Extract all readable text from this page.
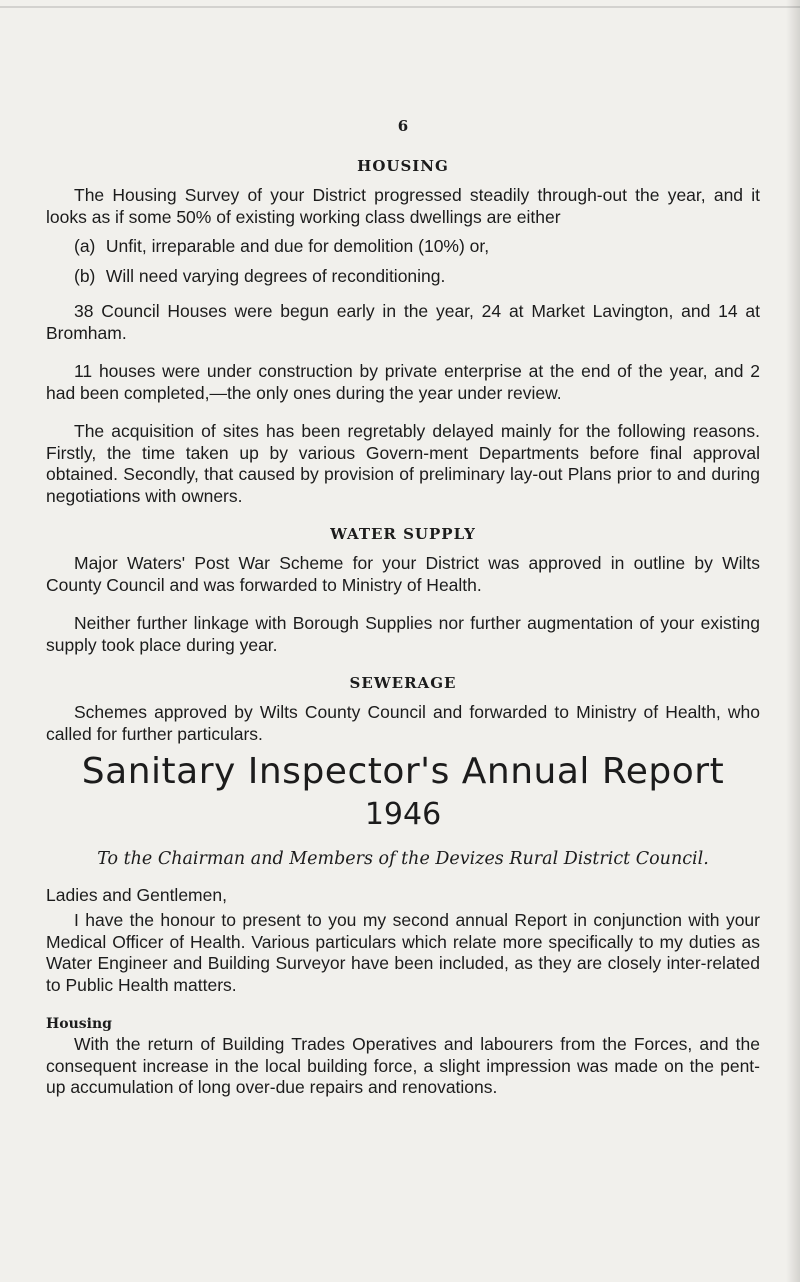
6
HOUSING

The Housing Survey of your District progressed steadily through-out the year, and it looks as if some 50% of existing working class dwellings are either

(a) Unfit, irreparable and due for demolition (10%) or,
(b) Will need varying degrees of reconditioning.

38 Council Houses were begun early in the year, 24 at Market Lavington, and 14 at Bromham.

11 houses were under construction by private enterprise at the end of the year, and 2 had been completed,—the only ones during the year under review.

The acquisition of sites has been regretably delayed mainly for the following reasons. Firstly, the time taken up by various Govern-ment Departments before final approval obtained. Secondly, that caused by provision of preliminary lay-out Plans prior to and during negotiations with owners.

WATER SUPPLY

Major Waters' Post War Scheme for your District was approved in outline by Wilts County Council and was forwarded to Ministry of Health.

Neither further linkage with Borough Supplies nor further augmentation of your existing supply took place during year.

SEWERAGE

Schemes approved by Wilts County Council and forwarded to Ministry of Health, who called for further particulars.

Sanitary Inspector's Annual Report
1946
To the Chairman and Members of the Devizes Rural District Council.
Ladies and Gentlemen,

I have the honour to present to you my second annual Report in conjunction with your Medical Officer of Health. Various particulars which relate more specifically to my duties as Water Engineer and Building Surveyor have been included, as they are closely inter-related to Public Health matters.

Housing

With the return of Building Trades Operatives and labourers from the Forces, and the consequent increase in the local building force, a slight impression was made on the pent-up accumulation of long over-due repairs and renovations.
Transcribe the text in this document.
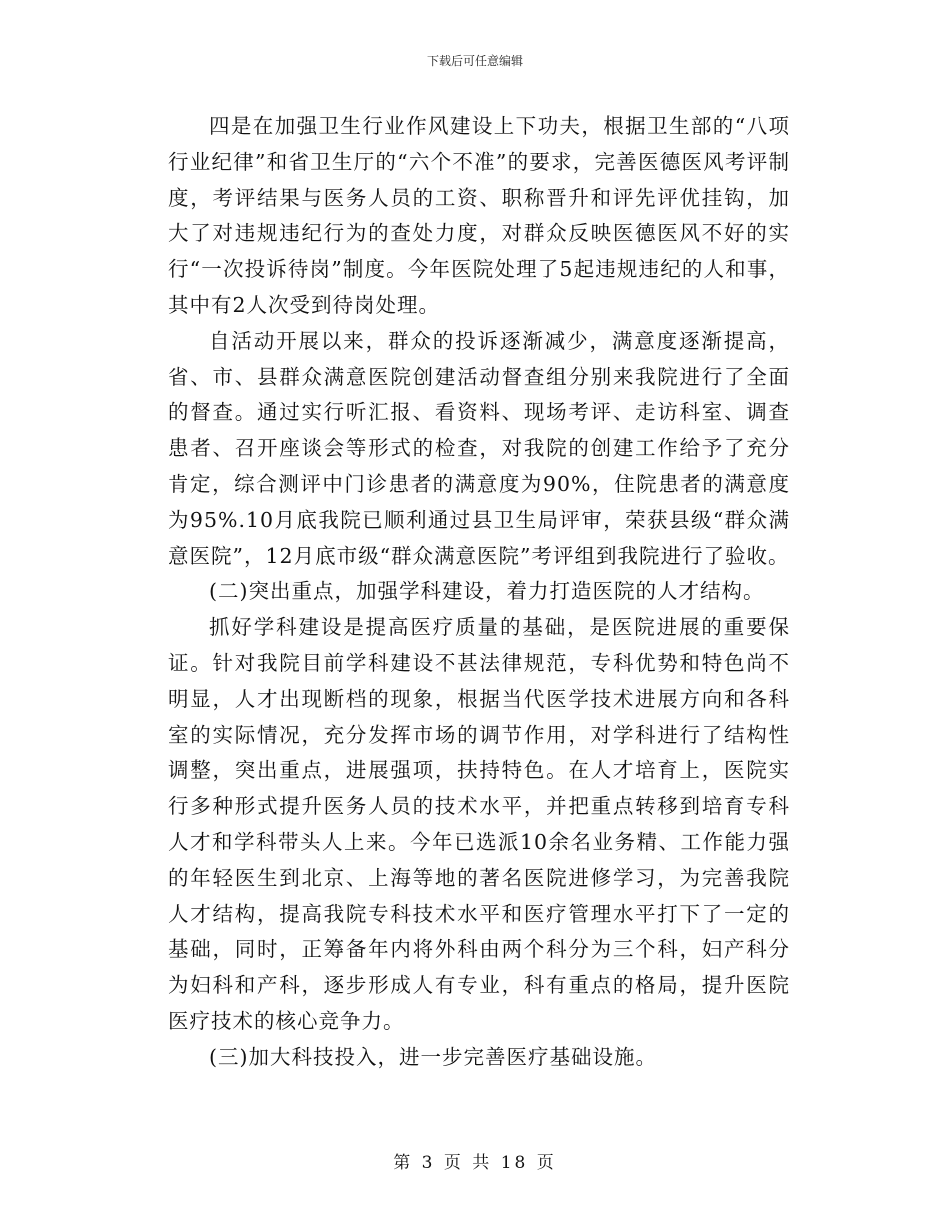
下载后可任意编辑

四是在加强卫生行业作风建设上下功夫，根据卫生部的“八项行业纪律”和省卫生厅的“六个不准”的要求，完善医德医风考评制度，考评结果与医务人员的工资、职称晋升和评先评优挂钩，加大了对违规违纪行为的查处力度，对群众反映医德医风不好的实行“一次投诉待岗”制度。今年医院处理了5起违规违纪的人和事，其中有2人次受到待岗处理。

自活动开展以来，群众的投诉逐渐减少，满意度逐渐提高， 省、市、县群众满意医院创建活动督查组分别来我院进行了全面的督查。通过实行听汇报、看资料、现场考评、走访科室、调查患者、召开座谈会等形式的检查，对我院的创建工作给予了充分肯定，综合测评中门诊患者的满意度为90%，住院患者的满意度为95%.10月底我院已顺利通过县卫生局评审，荣获县级“群众满意医院”，12月底市级“群众满意医院”考评组到我院进行了验收。

(二)突出重点，加强学科建设，着力打造医院的人才结构。

抓好学科建设是提高医疗质量的基础，是医院进展的重要保证。针对我院目前学科建设不甚法律规范，专科优势和特色尚不明显，人才出现断档的现象，根据当代医学技术进展方向和各科室的实际情况，充分发挥市场的调节作用，对学科进行了结构性调整，突出重点，进展强项，扶持特色。在人才培育上，医院实行多种形式提升医务人员的技术水平，并把重点转移到培育专科人才和学科带头人上来。今年已选派10余名业务精、工作能力强的年轻医生到北京、上海等地的著名医院进修学习，为完善我院人才结构，提高我院专科技术水平和医疗管理水平打下了一定的基础，同时，正筹备年内将外科由两个科分为三个科，妇产科分为妇科和产科，逐步形成人有专业，科有重点的格局，提升医院医疗技术的核心竞争力。

(三)加大科技投入，进一步完善医疗基础设施。

第 3 页 共 18 页
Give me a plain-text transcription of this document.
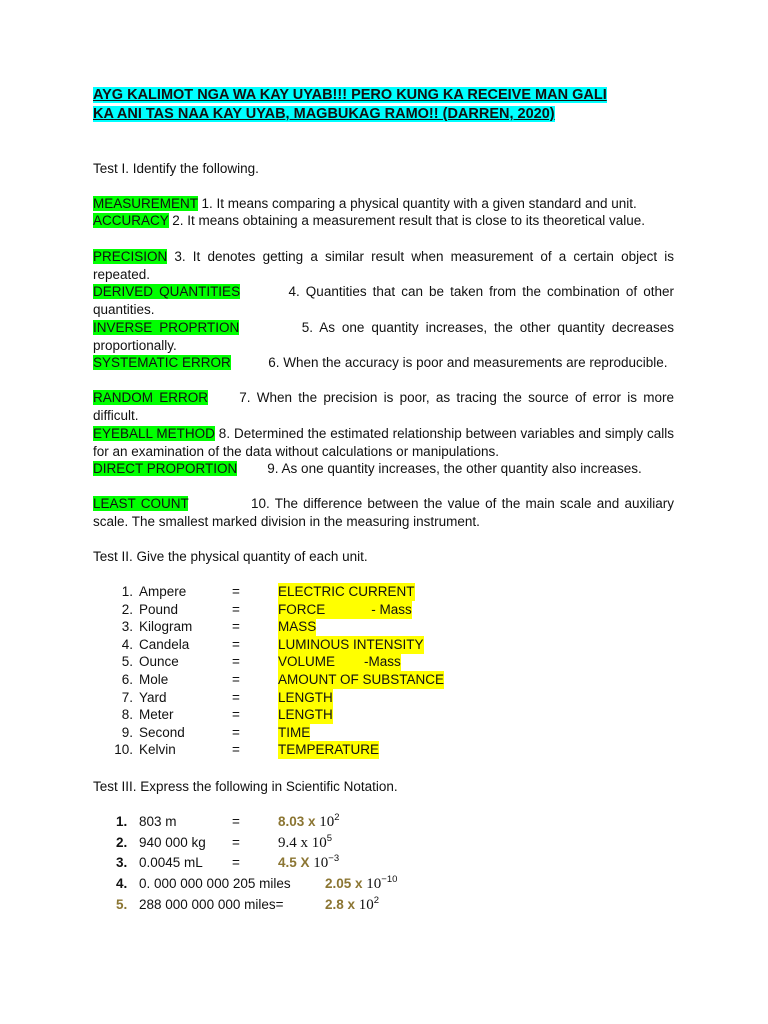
AYG KALIMOT NGA WA KAY UYAB!!! PERO KUNG KA RECEIVE MAN GALI
KA ANI TAS NAA KAY UYAB, MAGBUKAG RAMO!! (DARREN, 2020)
Test I. Identify the following.
MEASUREMENT 1. It means comparing a physical quantity with a given standard and unit.
ACCURACY 2. It means obtaining a measurement result that is close to its theoretical value.
PRECISION 3. It denotes getting a similar result when measurement of a certain object is repeated.
DERIVED QUANTITIES        4. Quantities that can be taken from the combination of other quantities.
INVERSE PROPRTION         5. As one quantity increases, the other quantity decreases proportionally.
SYSTEMATIC ERROR          6. When the accuracy is poor and measurements are reproducible.
RANDOM ERROR     7. When the precision is poor, as tracing the source of error is more difficult.
EYEBALL METHOD 8. Determined the estimated relationship between variables and simply calls for an examination of the data without calculations or manipulations.
DIRECT PROPORTION        9. As one quantity increases, the other quantity also increases.
LEAST COUNT            10. The difference between the value of the main scale and auxiliary scale. The smallest marked division in the measuring instrument.
Test II. Give the physical quantity of each unit.
1. Ampere	=	ELECTRIC CURRENT
2. Pound	=	FORCE	- Mass
3. Kilogram	=	MASS
4. Candela	=	LUMINOUS INTENSITY
5. Ounce	=	VOLUME -Mass
6. Mole	=	AMOUNT OF SUBSTANCE
7. Yard	=	LENGTH
8. Meter	=	LENGTH
9. Second	=	TIME
10. Kelvin	=	TEMPERATURE
Test III. Express the following in Scientific Notation.
1. 803 m	=	8.03 x $10^2$
2. 940 000 kg =	9.4 x $10^5$
3. 0.0045 mL =	4.5 X $10^{-3}$
4. 0. 000 000 000 205 miles	2.05 x $10^{-10}$
5. 288 000 000 000 miles=	2.8 x $10^2$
=======
= What the exercise asks =
Answer only with how many lines in the records include "year".

= Completed task =
4